> Direction:
Which lines in the records below contain the word "that"? Copy each one out.

Dataset items
— BEGIN —
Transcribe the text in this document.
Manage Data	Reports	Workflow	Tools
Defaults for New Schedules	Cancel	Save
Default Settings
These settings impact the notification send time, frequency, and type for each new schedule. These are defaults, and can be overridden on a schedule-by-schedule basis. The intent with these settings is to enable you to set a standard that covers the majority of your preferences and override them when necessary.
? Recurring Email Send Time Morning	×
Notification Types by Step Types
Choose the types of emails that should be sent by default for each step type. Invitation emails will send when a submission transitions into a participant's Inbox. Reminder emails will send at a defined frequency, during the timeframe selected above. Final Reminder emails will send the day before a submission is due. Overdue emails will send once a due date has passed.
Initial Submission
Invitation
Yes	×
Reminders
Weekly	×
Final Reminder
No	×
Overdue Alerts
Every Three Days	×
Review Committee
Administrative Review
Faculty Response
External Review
— END —
> Written answer:
These settings impact the notification send time, frequency, and type for each new schedule. These are defaults, and can be overridden on a schedule-by-schedule basis. The intent with these settings is to enable you to set a standard that covers the majority of your preferences and override them when necessary.
Choose the types of emails that should be sent by default for each step type. Invitation emails will send when a submission transitions into a participant's Inbox. Reminder emails will send at a defined frequency, during the timeframe selected above. Final Reminder emails will send the day before a submission is due. Overdue emails will send once a due date has passed.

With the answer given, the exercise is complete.